SUPPLIED RECORDS:
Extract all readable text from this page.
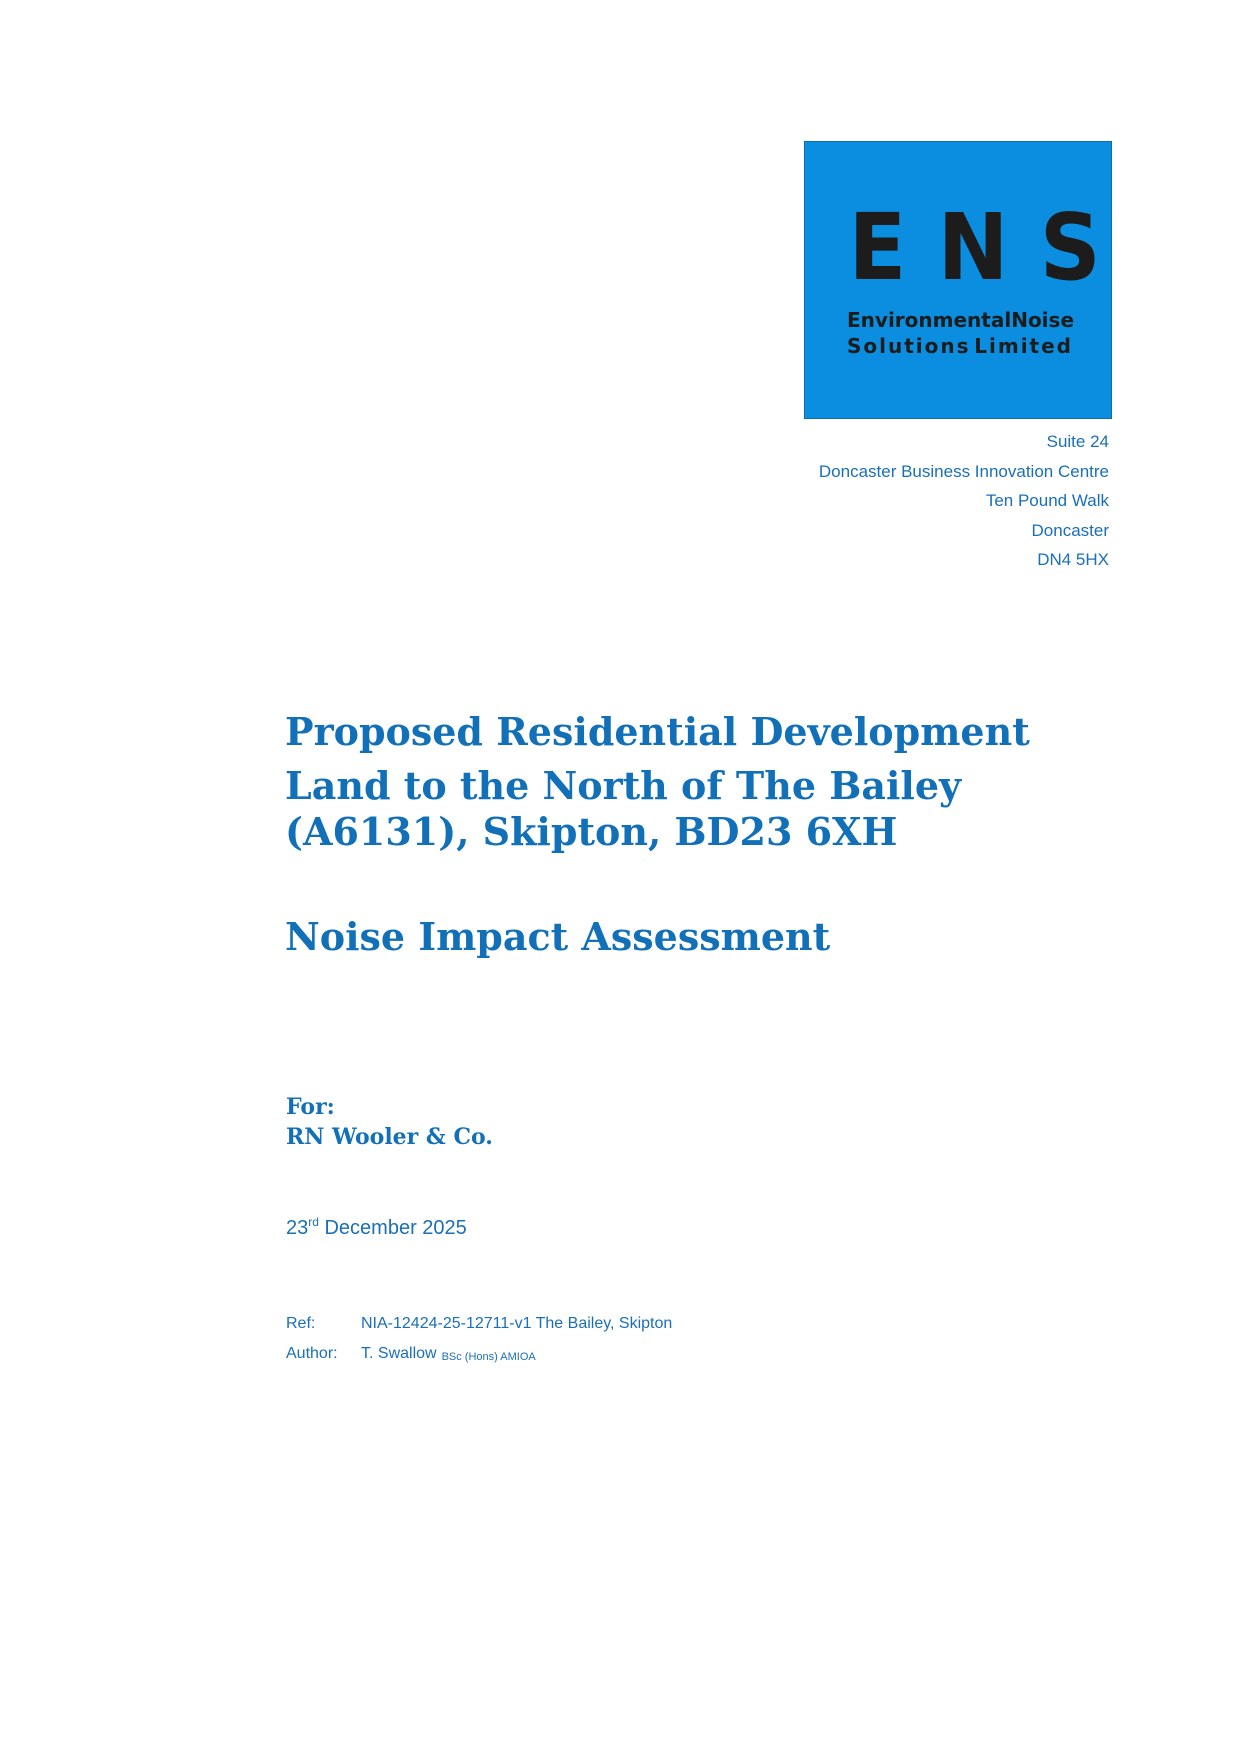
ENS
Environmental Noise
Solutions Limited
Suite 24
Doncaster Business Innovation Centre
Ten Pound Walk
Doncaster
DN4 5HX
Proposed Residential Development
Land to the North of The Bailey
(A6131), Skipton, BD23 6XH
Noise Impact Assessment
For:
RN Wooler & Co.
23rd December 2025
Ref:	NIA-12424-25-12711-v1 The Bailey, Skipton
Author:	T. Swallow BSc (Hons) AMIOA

TASK GOAL: Take the listing and print it again exactly, but without any pictures.

SOLUTION TO THIS PROBLEM:
Extract all readable text from this page.
ENS
Environmental Noise
Solutions Limited
Suite 24
Doncaster Business Innovation Centre
Ten Pound Walk
Doncaster
DN4 5HX
Proposed Residential Development
Land to the North of The Bailey
(A6131), Skipton, BD23 6XH
Noise Impact Assessment
For:
RN Wooler & Co.
23rd December 2025
Ref:	NIA-12424-25-12711-v1 The Bailey, Skipton
Author:	T. Swallow BSc (Hons) AMIOA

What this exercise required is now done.